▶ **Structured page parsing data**
****************************************

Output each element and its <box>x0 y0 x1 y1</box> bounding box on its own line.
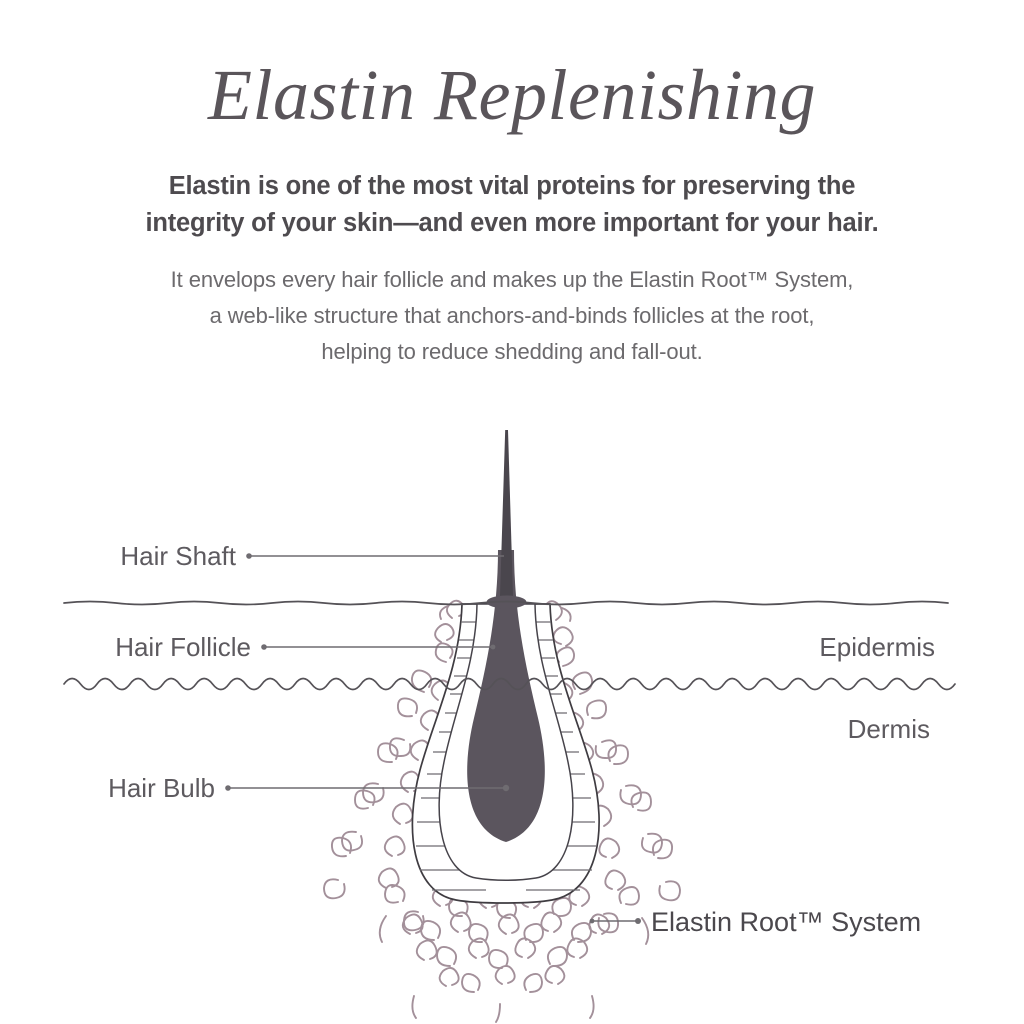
leader-end-elastin-root <box>590 919 595 924</box>
leader-dot-elastin-root <box>635 918 641 924</box>
intro-line-2: a web-like structure that anchors-and-bi… <box>95 298 929 334</box>
label-dermis: Dermis <box>848 714 930 744</box>
label-epidermis: Epidermis <box>819 632 935 662</box>
hair-follicle-illustration: Hair Shaft Hair Follicle Hair Bulb Epide… <box>0 400 1024 1024</box>
subheadline-line-1: Elastin is one of the most vital protein… <box>95 168 929 205</box>
label-hair-bulb: Hair Bulb <box>108 773 215 803</box>
leader-dot-hair-bulb <box>225 785 231 791</box>
subheadline: Elastin is one of the most vital protein… <box>95 168 929 242</box>
leader-end-hair-bulb <box>503 785 509 791</box>
label-hair-shaft: Hair Shaft <box>120 541 236 571</box>
label-hair-follicle: Hair Follicle <box>115 632 251 662</box>
intro-line-3: helping to reduce shedding and fall-out. <box>95 334 929 370</box>
leader-end-hair-follicle <box>491 645 496 650</box>
page-title: Elastin Replenishing <box>0 58 1024 134</box>
leader-dot-hair-shaft <box>246 553 252 559</box>
label-elastin-root-system: Elastin Root™ System <box>651 907 921 937</box>
leader-dot-hair-follicle <box>261 644 267 650</box>
infographic-page: Elastin Replenishing Elastin is one of t… <box>0 0 1024 1024</box>
intro-paragraph: It envelops every hair follicle and make… <box>95 262 929 370</box>
hair-shaft <box>487 430 527 609</box>
intro-line-1: It envelops every hair follicle and make… <box>95 262 929 298</box>
subheadline-line-2: integrity of your skin—and even more imp… <box>95 205 929 242</box>
hair-follicle-diagram: Hair Shaft Hair Follicle Hair Bulb Epide… <box>0 400 1024 1024</box>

****************************************

▶ **What you will do**
Now copy each line of the entries that mentions "subheadline".

▶ **Exercise result**
subheadline-line-1: Elastin is one of the most vital protein… <box>95 168 929 205</box>
subheadline: Elastin is one of the most vital protein… <box>95 168 929 242</box>
subheadline-line-2: integrity of your skin—and even more imp… <box>95 205 929 242</box>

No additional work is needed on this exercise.